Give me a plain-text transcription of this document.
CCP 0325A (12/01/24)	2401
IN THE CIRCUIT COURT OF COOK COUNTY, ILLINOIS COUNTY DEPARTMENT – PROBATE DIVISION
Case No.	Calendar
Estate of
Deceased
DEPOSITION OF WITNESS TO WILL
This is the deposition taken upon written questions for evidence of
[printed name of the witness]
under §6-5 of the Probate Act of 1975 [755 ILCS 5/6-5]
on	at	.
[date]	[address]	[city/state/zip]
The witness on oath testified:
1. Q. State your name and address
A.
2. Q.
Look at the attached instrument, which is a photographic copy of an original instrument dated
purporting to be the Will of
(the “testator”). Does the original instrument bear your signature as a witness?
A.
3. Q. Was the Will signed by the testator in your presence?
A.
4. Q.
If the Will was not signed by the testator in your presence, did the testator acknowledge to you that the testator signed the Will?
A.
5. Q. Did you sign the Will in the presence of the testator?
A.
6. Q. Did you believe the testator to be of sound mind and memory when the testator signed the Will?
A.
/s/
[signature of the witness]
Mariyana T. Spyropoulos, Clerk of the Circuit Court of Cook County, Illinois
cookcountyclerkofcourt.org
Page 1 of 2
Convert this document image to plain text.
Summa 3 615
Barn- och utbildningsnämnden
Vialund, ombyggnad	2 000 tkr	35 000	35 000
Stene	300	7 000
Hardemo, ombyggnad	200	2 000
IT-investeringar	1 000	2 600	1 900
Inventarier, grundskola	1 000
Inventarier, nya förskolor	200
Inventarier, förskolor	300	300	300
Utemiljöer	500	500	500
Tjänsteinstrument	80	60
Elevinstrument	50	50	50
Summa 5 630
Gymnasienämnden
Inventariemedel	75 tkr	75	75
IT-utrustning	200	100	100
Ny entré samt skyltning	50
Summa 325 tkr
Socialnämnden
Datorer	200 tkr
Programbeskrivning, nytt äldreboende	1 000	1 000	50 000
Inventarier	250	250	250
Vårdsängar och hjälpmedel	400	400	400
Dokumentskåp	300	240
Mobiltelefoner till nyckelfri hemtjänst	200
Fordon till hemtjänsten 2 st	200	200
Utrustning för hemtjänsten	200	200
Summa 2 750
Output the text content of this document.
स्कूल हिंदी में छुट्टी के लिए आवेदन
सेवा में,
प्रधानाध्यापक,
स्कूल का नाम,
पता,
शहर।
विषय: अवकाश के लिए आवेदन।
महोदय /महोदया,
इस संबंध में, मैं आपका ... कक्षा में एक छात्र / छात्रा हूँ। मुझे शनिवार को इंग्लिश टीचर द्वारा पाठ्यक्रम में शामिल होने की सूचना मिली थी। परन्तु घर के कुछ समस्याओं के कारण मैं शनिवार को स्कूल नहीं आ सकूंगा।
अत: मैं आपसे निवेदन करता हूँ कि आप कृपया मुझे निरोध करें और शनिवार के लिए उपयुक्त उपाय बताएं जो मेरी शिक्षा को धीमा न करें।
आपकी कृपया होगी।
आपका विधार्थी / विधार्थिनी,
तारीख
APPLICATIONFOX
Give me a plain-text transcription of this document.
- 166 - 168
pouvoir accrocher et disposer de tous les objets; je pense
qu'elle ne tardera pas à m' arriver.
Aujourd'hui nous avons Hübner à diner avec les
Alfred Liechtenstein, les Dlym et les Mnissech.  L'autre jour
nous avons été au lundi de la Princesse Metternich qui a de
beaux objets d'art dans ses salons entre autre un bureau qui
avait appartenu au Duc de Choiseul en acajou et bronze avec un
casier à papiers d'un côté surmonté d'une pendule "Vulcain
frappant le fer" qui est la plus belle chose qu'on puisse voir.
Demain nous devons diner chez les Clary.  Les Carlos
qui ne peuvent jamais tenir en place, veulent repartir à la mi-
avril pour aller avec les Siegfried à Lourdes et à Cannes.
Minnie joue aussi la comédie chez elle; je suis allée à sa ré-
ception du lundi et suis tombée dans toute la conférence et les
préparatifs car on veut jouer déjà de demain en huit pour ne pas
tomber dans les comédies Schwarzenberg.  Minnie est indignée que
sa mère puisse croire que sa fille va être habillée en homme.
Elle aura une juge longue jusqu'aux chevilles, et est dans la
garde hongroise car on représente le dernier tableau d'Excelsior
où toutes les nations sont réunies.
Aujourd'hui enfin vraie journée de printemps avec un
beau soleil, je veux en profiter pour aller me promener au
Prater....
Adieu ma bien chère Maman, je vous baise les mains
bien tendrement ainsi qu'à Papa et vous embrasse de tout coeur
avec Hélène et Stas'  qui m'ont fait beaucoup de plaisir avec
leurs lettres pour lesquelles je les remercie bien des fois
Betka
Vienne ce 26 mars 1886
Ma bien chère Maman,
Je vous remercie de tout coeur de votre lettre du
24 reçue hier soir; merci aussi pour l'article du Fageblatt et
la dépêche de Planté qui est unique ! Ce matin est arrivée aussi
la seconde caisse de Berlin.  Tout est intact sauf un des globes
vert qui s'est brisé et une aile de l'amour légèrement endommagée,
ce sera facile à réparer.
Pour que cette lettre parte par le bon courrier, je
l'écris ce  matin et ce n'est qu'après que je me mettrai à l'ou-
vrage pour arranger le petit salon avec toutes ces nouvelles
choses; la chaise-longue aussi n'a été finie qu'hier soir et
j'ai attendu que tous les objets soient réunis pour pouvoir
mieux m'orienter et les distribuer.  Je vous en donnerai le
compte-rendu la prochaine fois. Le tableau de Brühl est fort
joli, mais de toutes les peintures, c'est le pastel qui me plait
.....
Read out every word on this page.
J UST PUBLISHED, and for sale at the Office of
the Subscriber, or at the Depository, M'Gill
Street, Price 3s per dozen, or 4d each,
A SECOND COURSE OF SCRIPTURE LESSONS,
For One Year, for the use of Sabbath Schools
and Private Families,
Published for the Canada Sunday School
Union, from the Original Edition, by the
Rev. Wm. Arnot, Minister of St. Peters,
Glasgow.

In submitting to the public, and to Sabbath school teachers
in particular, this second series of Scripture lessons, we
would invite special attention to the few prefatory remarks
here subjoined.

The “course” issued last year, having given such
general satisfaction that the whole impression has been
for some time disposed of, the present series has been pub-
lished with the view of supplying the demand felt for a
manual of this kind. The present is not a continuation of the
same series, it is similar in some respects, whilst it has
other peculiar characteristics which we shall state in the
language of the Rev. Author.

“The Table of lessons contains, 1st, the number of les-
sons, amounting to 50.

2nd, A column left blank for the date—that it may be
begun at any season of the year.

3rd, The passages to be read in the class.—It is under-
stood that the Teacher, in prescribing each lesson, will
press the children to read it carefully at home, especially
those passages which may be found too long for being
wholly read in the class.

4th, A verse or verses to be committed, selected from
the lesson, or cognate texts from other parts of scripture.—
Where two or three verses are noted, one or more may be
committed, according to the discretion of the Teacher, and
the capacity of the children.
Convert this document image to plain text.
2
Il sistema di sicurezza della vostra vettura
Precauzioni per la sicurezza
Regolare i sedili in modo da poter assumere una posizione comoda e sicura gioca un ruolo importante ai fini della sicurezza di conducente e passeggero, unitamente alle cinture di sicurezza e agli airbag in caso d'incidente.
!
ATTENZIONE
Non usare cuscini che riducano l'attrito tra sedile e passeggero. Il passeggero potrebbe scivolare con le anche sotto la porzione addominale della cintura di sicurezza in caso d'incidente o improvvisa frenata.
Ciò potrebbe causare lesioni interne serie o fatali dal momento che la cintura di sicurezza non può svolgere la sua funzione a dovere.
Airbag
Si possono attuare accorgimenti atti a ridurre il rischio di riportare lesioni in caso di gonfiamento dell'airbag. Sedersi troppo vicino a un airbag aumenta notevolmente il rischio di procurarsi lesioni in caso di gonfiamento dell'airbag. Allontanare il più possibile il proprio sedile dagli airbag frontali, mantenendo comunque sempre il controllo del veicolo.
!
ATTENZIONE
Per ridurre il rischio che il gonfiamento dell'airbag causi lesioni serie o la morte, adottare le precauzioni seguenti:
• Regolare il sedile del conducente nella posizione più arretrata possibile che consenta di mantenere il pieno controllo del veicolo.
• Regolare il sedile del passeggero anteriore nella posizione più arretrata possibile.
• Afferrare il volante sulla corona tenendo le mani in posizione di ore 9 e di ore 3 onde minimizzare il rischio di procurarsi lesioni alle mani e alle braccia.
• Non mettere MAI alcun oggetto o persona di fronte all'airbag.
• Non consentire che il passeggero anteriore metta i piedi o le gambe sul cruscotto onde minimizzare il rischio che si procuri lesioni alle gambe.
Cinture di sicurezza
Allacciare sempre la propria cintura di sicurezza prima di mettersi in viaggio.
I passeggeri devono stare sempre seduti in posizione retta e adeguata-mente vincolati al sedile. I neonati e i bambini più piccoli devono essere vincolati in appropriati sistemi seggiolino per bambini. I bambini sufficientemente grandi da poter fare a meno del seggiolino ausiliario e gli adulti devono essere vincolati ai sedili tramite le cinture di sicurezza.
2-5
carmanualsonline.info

== == ==

Extract, from the material above, each line holding the word "avons".

Aujourd'hui nous avons Hübner à diner avec les
nous avons été au lundi de la Princesse Metternich qui a de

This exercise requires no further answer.